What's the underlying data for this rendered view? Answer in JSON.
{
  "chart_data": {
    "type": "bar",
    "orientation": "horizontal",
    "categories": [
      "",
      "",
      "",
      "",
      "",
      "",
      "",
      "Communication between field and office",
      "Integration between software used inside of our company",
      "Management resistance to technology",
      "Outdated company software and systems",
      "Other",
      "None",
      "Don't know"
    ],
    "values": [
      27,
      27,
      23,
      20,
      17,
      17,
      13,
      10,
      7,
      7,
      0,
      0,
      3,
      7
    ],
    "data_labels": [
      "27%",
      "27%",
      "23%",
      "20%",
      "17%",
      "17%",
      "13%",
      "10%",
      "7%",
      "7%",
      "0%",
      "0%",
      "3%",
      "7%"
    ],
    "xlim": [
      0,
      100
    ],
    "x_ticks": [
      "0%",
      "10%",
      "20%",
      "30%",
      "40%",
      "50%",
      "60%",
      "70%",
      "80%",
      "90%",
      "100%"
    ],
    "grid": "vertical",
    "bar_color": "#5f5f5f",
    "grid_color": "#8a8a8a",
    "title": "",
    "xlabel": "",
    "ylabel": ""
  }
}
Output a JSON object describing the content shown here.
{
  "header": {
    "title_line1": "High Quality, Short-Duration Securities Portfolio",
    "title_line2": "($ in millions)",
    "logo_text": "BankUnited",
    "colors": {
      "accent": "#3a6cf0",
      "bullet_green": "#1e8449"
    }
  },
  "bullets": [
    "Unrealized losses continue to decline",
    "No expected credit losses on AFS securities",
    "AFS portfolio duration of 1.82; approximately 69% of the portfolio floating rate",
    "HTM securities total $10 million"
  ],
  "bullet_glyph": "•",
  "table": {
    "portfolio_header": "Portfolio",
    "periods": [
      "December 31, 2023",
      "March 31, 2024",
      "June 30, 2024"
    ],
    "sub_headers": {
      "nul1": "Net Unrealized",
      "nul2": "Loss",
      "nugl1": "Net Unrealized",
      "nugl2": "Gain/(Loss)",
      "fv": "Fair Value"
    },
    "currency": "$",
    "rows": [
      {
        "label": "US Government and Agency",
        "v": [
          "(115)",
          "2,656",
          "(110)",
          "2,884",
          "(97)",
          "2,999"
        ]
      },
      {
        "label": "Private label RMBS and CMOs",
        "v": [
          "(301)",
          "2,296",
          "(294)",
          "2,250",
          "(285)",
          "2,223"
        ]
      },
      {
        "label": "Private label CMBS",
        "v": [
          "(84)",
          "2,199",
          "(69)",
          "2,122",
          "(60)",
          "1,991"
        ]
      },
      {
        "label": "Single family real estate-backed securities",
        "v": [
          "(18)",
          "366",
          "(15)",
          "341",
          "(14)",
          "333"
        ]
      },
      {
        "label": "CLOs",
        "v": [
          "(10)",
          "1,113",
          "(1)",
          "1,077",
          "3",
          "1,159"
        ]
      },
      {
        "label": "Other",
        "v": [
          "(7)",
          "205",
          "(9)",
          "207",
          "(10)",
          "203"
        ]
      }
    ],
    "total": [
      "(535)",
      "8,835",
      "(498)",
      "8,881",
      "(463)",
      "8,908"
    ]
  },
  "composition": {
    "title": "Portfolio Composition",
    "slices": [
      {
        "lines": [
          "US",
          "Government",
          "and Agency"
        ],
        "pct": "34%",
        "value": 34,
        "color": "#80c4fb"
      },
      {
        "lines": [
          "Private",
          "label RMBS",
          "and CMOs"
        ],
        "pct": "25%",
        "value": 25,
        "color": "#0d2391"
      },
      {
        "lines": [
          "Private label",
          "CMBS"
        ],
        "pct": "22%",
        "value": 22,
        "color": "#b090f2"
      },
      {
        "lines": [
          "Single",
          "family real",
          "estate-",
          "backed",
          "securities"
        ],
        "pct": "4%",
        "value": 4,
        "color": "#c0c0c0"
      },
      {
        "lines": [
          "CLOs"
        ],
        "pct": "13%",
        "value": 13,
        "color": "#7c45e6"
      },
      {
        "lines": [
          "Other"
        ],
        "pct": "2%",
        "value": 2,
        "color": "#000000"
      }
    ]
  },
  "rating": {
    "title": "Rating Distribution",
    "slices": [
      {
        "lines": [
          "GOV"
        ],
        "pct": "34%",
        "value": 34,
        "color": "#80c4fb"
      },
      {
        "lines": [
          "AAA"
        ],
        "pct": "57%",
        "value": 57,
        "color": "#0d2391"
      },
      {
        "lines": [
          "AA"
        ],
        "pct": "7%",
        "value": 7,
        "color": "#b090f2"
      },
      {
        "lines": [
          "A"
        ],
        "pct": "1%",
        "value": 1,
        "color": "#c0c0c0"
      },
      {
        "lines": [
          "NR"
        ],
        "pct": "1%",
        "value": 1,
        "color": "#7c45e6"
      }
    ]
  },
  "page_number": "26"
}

**SHORT EXERCISE**
List all lines holding the string "backed".

**RESULT**
        "label": "Single family real estate-backed securities",
          "backed",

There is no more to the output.